>>>
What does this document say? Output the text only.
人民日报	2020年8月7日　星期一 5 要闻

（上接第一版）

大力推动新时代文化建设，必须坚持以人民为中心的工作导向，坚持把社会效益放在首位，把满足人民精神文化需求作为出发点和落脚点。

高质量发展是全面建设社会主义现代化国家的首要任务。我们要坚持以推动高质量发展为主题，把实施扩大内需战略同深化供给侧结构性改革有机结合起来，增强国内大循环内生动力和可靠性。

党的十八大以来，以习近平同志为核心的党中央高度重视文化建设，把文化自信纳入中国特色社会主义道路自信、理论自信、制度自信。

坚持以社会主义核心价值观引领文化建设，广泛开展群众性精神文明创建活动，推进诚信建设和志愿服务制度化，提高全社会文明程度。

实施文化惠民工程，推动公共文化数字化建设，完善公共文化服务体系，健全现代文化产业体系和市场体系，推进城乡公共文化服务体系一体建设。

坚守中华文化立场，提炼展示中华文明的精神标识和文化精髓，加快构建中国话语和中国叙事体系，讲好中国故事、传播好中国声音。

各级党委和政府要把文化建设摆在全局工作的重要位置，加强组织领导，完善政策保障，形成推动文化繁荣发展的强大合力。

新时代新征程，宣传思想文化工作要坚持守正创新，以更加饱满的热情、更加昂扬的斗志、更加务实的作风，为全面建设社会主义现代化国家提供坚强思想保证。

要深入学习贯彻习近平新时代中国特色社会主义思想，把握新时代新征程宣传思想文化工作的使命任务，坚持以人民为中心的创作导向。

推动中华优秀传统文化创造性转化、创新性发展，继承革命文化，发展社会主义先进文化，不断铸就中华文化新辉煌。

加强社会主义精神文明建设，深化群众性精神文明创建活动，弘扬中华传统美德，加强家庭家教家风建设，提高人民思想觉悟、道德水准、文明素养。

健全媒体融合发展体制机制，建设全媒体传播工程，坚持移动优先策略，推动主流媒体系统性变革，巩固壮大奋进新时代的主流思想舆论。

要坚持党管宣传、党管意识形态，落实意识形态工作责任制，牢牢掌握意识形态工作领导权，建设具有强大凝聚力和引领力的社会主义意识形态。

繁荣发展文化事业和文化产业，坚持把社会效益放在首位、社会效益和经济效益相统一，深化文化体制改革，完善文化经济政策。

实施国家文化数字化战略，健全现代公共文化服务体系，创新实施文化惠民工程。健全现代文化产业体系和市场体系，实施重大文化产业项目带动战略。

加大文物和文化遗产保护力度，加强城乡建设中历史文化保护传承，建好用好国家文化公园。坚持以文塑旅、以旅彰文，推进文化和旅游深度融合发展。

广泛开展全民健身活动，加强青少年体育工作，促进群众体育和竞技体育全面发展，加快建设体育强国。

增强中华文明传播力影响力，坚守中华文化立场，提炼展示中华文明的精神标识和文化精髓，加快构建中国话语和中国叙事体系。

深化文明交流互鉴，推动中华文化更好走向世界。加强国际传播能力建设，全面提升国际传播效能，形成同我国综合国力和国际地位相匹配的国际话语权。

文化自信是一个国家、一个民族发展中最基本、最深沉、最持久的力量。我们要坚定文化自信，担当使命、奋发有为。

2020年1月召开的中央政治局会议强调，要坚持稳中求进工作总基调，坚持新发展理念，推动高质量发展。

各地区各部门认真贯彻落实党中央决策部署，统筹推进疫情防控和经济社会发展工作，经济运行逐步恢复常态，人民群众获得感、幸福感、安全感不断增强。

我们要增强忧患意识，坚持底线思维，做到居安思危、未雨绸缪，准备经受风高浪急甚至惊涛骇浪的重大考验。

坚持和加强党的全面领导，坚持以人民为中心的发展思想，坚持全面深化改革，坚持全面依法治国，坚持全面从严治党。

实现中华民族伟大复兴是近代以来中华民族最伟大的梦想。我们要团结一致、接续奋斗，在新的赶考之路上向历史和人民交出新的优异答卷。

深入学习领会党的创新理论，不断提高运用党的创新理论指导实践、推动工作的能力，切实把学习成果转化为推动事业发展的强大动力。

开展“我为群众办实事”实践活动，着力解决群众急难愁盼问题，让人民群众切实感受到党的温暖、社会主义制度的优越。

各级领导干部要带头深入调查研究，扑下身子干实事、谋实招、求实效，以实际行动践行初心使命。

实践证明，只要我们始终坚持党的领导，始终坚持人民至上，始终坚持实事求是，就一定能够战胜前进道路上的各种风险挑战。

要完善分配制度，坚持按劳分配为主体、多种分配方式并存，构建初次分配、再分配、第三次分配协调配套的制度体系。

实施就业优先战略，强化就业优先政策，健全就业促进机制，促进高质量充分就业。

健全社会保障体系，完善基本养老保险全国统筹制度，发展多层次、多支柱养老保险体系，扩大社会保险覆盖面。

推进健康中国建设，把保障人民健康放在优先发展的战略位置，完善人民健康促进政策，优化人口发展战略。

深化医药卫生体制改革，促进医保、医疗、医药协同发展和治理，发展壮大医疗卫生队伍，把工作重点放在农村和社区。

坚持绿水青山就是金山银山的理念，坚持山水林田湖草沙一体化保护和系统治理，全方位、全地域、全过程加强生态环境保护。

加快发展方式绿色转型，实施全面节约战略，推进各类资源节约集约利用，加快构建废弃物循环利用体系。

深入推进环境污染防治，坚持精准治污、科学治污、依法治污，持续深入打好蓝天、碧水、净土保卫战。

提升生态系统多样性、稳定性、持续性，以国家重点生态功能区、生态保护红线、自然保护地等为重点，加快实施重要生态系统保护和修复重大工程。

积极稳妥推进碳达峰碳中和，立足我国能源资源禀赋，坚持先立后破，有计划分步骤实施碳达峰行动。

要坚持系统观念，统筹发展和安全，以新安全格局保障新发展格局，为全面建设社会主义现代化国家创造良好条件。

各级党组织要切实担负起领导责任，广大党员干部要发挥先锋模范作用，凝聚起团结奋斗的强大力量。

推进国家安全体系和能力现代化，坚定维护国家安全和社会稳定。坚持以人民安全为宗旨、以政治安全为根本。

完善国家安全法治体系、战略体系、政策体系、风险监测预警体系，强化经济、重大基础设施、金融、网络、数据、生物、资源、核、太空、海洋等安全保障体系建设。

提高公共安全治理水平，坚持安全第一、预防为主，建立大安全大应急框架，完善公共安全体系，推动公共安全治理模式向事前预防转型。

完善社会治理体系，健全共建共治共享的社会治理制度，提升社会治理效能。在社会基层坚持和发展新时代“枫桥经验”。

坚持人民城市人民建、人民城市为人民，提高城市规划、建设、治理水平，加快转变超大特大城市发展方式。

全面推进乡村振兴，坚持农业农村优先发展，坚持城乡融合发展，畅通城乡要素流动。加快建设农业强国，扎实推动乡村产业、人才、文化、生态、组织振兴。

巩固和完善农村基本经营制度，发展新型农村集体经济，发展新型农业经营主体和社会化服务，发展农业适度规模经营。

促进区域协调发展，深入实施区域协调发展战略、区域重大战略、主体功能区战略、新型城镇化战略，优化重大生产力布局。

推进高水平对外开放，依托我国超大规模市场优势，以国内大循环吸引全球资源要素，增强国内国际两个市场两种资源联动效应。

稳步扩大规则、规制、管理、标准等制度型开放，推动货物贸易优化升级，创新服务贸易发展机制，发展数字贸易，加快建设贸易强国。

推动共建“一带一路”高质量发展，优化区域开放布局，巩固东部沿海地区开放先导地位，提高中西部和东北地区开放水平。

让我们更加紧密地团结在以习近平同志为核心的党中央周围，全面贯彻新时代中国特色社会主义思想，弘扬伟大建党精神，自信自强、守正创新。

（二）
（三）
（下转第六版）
<<<
■ Required task
Using the entries above, find all lines with "提炼展示中华文明的精神标识和文化精髓". Copy them.

■ Complete answer
坚守中华文化立场，提炼展示中华文明的精神标识和文化精髓，加快构建中国话语和中国叙事体系，讲好中国故事、传播好中国声音。
增强中华文明传播力影响力，坚守中华文化立场，提炼展示中华文明的精神标识和文化精髓，加快构建中国话语和中国叙事体系。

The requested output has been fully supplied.